## [DEINE AUFGABE]
Mach aus den Zeilen vom Anfang der Einträge bis einschließlich der Zeile mit „ghost-text-line <box>267 1748 1454 1770</box>“ eine nummerierte Liste und lass dabei leere Zeilen weg.

· · · ·

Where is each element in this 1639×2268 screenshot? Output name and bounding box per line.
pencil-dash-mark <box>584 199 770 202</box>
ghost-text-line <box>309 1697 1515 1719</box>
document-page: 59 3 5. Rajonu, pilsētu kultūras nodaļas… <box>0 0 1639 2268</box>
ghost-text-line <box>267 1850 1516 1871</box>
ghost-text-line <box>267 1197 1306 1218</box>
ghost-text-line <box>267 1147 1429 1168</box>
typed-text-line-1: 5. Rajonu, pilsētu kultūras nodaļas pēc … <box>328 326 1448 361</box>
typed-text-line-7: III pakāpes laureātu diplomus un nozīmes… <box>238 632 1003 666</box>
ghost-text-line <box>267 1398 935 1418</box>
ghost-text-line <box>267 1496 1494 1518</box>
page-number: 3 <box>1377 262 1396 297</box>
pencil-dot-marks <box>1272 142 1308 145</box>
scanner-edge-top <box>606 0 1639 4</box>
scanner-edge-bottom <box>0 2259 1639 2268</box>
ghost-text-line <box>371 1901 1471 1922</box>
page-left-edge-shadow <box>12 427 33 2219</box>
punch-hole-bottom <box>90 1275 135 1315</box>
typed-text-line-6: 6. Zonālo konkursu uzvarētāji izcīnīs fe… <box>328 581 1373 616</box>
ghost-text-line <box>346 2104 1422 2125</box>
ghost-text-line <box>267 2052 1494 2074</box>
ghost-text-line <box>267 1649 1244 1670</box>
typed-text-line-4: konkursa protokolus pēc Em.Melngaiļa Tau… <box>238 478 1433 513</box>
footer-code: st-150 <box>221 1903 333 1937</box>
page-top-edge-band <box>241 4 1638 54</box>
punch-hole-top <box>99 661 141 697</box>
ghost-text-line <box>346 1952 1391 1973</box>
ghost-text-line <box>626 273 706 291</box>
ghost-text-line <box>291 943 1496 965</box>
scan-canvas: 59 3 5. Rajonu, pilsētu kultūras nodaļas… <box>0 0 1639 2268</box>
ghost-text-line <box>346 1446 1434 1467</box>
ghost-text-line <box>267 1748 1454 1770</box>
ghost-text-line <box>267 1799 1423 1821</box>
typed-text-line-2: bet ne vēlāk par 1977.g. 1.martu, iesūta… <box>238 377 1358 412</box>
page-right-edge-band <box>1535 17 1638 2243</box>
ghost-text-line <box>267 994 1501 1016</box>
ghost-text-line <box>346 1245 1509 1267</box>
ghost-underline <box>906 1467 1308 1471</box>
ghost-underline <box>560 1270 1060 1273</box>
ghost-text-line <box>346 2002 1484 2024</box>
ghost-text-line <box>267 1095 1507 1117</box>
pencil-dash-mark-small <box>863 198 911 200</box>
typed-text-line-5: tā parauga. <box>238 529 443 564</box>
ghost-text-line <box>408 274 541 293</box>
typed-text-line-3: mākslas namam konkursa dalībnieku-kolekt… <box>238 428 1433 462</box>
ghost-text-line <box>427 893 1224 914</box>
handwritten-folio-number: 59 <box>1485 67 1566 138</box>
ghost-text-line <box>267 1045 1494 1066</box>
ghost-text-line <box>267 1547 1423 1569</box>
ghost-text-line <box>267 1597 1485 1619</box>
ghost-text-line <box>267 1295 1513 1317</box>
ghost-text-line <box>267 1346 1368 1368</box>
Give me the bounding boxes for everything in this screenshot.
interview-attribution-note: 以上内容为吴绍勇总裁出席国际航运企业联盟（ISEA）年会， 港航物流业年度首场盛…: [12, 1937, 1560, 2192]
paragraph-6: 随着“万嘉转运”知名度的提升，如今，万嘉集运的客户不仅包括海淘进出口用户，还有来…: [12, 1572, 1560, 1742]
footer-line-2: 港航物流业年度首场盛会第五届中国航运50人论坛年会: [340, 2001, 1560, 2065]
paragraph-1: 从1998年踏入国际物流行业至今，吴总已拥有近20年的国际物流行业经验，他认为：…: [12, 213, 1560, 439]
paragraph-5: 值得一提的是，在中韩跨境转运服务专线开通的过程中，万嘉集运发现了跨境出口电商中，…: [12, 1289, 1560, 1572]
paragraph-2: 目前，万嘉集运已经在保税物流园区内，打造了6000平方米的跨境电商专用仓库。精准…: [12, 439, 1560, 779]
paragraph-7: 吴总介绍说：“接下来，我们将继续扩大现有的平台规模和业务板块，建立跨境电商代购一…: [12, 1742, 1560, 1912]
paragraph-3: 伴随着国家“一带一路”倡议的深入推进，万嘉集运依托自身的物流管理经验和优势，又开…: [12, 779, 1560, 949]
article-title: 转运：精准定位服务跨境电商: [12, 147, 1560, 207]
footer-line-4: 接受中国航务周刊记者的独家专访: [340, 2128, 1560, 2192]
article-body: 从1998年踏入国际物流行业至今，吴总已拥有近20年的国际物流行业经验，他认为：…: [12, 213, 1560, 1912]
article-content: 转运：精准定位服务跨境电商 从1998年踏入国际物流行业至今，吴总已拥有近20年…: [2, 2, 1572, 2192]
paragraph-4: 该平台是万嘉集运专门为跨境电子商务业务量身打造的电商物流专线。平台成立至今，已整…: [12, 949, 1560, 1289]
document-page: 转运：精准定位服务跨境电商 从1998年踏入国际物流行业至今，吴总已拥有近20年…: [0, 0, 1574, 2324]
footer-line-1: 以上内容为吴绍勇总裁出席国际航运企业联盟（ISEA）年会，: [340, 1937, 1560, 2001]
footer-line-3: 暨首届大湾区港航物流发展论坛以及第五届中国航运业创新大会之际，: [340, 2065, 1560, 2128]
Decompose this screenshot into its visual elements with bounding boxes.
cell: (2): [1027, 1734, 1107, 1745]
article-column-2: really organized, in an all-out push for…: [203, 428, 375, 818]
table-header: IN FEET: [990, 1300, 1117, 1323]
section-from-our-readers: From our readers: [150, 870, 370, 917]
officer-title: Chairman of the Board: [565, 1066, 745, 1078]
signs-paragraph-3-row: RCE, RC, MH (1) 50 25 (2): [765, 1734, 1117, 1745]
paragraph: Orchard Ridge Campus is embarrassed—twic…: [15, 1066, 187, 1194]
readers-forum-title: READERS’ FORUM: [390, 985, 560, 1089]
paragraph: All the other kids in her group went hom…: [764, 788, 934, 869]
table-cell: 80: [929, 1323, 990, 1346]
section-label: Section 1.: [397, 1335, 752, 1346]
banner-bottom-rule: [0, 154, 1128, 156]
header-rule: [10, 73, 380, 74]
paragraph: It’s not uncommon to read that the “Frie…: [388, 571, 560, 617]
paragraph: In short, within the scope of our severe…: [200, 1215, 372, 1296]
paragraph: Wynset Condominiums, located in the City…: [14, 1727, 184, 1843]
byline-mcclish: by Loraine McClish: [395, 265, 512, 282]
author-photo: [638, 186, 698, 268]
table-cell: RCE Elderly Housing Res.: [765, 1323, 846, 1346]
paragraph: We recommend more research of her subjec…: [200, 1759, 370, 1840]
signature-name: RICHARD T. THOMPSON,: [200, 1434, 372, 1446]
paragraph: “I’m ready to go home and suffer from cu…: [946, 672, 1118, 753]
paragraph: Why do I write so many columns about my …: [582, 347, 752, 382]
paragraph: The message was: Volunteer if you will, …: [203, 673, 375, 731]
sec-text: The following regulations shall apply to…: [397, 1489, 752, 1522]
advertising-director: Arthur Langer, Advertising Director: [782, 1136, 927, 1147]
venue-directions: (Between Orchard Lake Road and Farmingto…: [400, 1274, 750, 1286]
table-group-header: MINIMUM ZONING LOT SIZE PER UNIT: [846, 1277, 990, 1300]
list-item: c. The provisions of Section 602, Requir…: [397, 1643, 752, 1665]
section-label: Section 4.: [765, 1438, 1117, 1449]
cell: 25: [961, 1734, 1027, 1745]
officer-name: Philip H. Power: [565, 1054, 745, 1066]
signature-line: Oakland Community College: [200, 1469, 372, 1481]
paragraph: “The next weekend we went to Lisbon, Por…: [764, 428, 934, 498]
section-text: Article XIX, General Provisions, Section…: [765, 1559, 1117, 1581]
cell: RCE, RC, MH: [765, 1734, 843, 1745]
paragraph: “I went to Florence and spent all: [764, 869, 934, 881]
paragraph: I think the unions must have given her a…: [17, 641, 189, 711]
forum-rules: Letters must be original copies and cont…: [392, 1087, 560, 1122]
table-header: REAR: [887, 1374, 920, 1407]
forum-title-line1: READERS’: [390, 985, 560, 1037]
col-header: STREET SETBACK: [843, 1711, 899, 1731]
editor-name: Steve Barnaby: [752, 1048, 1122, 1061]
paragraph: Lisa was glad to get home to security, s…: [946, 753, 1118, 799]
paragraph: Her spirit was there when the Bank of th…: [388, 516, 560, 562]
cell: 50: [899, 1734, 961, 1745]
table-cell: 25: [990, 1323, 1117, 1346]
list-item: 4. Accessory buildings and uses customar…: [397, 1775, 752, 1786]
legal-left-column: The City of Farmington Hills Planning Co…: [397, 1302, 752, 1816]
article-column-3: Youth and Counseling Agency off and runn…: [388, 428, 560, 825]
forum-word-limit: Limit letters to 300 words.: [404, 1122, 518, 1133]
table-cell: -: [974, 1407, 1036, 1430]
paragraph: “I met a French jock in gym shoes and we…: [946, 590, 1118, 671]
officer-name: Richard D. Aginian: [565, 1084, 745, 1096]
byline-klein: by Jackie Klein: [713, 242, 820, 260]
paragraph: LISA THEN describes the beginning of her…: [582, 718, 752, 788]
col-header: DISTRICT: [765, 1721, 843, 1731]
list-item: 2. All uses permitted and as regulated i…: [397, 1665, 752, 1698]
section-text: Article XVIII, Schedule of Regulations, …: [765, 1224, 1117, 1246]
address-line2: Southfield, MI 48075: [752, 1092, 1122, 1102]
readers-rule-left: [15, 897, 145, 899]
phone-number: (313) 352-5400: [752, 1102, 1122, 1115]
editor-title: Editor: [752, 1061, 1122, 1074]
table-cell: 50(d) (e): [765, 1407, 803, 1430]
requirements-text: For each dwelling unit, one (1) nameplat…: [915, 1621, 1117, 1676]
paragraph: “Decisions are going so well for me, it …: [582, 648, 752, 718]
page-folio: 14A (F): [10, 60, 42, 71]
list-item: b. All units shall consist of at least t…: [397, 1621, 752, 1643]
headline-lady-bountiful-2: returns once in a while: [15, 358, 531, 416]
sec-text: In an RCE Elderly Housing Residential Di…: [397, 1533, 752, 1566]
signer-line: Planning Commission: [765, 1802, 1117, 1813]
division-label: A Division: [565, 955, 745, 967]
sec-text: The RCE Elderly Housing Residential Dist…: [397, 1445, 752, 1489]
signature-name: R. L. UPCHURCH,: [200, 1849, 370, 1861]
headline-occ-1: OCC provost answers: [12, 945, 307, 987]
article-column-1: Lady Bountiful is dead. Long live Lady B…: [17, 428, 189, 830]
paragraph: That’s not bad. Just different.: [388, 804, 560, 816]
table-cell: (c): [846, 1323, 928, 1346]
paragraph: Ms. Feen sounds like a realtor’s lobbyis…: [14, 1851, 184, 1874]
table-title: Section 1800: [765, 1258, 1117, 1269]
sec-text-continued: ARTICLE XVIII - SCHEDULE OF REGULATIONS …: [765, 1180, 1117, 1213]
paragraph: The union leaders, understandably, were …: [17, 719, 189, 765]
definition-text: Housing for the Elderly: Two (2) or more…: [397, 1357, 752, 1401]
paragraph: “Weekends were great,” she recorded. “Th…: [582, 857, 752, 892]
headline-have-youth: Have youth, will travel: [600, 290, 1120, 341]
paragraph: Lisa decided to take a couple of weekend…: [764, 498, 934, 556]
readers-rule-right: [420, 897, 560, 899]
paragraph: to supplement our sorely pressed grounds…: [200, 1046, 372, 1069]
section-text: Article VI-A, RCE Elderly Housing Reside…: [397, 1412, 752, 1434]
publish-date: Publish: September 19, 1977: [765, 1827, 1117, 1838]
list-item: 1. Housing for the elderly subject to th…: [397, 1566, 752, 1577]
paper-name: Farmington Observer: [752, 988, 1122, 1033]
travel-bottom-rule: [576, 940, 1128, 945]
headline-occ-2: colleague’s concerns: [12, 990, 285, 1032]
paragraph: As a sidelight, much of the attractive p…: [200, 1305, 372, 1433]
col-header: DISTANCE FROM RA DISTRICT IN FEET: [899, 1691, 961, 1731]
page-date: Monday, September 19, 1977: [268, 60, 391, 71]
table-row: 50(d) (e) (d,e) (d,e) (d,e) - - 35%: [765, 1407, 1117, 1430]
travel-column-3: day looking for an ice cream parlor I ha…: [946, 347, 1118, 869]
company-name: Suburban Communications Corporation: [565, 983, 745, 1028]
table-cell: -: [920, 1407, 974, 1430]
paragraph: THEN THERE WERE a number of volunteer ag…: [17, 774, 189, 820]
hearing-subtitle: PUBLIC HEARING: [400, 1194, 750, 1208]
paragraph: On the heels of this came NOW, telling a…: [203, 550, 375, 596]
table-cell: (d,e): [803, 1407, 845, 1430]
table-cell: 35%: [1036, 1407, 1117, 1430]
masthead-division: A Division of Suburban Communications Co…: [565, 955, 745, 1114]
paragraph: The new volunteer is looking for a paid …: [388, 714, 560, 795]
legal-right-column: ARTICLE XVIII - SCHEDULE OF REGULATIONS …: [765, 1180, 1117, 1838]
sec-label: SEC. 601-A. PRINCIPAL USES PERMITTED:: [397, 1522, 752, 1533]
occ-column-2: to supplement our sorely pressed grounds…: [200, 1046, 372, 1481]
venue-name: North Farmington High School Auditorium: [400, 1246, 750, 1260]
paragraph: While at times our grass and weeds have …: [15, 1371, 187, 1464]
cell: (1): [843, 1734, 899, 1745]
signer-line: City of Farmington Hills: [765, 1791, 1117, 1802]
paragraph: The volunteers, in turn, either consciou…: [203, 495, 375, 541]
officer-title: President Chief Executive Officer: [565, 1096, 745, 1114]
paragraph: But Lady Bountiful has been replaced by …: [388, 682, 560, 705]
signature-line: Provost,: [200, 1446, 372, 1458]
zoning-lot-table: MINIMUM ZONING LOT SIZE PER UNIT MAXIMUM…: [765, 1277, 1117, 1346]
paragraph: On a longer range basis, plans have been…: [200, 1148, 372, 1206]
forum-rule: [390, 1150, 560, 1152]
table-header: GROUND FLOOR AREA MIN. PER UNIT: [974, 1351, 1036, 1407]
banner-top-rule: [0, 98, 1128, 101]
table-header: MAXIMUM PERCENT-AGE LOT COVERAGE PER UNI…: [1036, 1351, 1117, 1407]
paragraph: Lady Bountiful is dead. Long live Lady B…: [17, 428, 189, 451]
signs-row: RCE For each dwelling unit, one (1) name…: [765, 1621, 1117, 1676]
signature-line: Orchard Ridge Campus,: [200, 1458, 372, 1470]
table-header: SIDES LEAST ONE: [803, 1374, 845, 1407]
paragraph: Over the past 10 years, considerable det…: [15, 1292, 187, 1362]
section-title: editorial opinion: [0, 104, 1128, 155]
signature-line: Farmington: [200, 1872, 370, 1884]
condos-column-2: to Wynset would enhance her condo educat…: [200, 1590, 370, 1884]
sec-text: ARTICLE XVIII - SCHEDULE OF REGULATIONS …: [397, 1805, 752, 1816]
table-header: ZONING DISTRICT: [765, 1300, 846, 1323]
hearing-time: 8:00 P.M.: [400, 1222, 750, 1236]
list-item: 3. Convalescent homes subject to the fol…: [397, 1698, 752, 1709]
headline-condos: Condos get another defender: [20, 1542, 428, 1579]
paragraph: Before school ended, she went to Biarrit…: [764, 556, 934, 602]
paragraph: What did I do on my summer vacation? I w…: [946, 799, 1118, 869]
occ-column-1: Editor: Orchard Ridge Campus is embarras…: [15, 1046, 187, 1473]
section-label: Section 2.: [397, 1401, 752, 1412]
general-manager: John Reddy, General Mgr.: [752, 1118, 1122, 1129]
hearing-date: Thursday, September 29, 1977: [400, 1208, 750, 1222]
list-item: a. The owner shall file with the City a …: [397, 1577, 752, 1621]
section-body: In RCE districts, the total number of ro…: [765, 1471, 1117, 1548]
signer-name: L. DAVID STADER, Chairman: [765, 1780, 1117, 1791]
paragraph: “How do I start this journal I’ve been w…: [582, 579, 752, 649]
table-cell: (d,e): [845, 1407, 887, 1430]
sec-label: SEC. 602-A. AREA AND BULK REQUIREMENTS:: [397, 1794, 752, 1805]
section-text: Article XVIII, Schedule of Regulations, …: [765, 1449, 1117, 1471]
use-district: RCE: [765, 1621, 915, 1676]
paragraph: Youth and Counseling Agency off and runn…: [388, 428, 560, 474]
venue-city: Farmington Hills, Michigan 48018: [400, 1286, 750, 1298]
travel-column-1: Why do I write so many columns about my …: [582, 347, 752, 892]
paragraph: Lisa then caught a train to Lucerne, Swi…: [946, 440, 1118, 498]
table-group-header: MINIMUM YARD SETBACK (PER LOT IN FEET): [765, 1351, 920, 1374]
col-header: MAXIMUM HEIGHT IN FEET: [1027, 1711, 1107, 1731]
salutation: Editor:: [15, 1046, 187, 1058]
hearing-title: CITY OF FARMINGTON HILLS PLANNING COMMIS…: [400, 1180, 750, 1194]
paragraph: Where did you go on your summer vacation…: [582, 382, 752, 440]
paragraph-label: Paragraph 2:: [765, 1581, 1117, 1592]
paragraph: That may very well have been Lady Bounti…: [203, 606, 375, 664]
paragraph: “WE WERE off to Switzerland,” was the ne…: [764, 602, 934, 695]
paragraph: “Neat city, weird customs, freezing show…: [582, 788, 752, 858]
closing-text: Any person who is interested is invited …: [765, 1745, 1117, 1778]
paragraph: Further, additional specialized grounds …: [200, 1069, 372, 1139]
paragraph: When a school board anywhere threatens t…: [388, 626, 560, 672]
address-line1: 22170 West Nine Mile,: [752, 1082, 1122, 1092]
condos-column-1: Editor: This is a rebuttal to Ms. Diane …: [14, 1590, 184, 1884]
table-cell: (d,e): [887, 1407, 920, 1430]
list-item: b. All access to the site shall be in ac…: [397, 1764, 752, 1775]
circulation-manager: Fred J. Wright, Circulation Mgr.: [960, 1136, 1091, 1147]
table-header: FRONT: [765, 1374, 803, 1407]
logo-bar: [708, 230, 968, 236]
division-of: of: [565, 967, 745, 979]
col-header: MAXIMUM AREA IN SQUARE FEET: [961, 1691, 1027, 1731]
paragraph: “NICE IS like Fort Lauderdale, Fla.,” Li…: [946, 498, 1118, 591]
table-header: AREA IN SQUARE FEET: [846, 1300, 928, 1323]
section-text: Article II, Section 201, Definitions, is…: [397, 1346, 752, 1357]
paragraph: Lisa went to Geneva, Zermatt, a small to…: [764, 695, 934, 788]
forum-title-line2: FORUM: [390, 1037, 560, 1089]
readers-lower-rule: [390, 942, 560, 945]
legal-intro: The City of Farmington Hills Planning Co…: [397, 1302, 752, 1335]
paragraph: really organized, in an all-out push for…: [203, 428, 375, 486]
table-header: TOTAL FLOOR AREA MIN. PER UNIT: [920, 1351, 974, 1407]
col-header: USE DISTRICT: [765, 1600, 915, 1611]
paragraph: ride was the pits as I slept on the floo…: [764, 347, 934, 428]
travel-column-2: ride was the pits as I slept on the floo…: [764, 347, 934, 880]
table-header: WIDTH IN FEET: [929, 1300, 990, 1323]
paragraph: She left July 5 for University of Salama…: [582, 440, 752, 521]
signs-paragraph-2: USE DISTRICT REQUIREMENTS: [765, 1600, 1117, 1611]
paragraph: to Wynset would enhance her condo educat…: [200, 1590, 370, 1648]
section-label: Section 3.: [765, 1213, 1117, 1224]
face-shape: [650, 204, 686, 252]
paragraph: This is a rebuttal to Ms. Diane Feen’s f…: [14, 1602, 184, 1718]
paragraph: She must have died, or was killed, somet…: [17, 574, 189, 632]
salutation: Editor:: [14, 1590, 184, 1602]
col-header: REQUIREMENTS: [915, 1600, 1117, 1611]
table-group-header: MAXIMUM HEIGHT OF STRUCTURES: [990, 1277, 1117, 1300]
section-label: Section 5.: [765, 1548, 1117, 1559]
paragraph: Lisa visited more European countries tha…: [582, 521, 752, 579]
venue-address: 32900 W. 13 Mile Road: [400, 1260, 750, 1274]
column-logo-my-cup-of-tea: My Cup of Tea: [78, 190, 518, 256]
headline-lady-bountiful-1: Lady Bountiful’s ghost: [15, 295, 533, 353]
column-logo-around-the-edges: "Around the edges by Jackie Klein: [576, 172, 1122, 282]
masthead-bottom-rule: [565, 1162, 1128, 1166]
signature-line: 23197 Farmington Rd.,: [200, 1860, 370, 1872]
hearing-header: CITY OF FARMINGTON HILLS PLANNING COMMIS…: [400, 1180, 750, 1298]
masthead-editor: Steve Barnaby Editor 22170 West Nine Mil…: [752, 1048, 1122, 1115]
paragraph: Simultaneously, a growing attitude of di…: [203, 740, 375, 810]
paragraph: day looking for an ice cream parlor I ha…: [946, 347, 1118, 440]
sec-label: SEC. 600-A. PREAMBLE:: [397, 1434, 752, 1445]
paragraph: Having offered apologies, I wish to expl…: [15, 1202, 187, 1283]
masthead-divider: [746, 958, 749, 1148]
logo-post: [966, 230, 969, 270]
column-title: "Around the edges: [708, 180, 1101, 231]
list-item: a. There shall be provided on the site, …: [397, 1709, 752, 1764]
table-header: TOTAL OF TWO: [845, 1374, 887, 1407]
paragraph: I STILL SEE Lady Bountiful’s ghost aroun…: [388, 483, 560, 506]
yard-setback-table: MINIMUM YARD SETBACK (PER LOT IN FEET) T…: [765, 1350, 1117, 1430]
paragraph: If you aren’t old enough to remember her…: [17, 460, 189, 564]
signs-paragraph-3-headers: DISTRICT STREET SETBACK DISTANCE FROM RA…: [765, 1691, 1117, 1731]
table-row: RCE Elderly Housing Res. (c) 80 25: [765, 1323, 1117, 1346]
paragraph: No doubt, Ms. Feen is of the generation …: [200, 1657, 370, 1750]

· · · ·

## [ANTWORT]
1. Where is each element in this 1639×2268 screenshot? Output name and bounding box per line.
2. pencil-dash-mark <box>584 199 770 202</box>
3. ghost-text-line <box>309 1697 1515 1719</box>
4. document-page: 59 3 5. Rajonu, pilsētu kultūras nodaļas… <box>0 0 1639 2268</box>
5. ghost-text-line <box>267 1850 1516 1871</box>
6. ghost-text-line <box>267 1197 1306 1218</box>
7. ghost-text-line <box>267 1147 1429 1168</box>
8. typed-text-line-1: 5. Rajonu, pilsētu kultūras nodaļas pēc … <box>328 326 1448 361</box>
9. typed-text-line-7: III pakāpes laureātu diplomus un nozīmes… <box>238 632 1003 666</box>
10. ghost-text-line <box>267 1398 935 1418</box>
11. ghost-text-line <box>267 1496 1494 1518</box>
12. page-number: 3 <box>1377 262 1396 297</box>
13. pencil-dot-marks <box>1272 142 1308 145</box>
14. scanner-edge-top <box>606 0 1639 4</box>
15. scanner-edge-bottom <box>0 2259 1639 2268</box>
16. ghost-text-line <box>371 1901 1471 1922</box>
17. page-left-edge-shadow <box>12 427 33 2219</box>
18. punch-hole-bottom <box>90 1275 135 1315</box>
19. typed-text-line-6: 6. Zonālo konkursu uzvarētāji izcīnīs fe… <box>328 581 1373 616</box>
20. ghost-text-line <box>346 2104 1422 2125</box>
21. ghost-text-line <box>267 2052 1494 2074</box>
22. ghost-text-line <box>267 1649 1244 1670</box>
23. typed-text-line-4: konkursa protokolus pēc Em.Melngaiļa Tau… <box>238 478 1433 513</box>
24. footer-code: st-150 <box>221 1903 333 1937</box>
25. page-top-edge-band <box>241 4 1638 54</box>
26. punch-hole-top <box>99 661 141 697</box>
27. ghost-text-line <box>346 1952 1391 1973</box>
28. ghost-text-line <box>626 273 706 291</box>
29. ghost-text-line <box>291 943 1496 965</box>
30. scan-canvas: 59 3 5. Rajonu, pilsētu kultūras nodaļas… <box>0 0 1639 2268</box>
31. ghost-text-line <box>346 1446 1434 1467</box>
32. ghost-text-line <box>267 1748 1454 1770</box>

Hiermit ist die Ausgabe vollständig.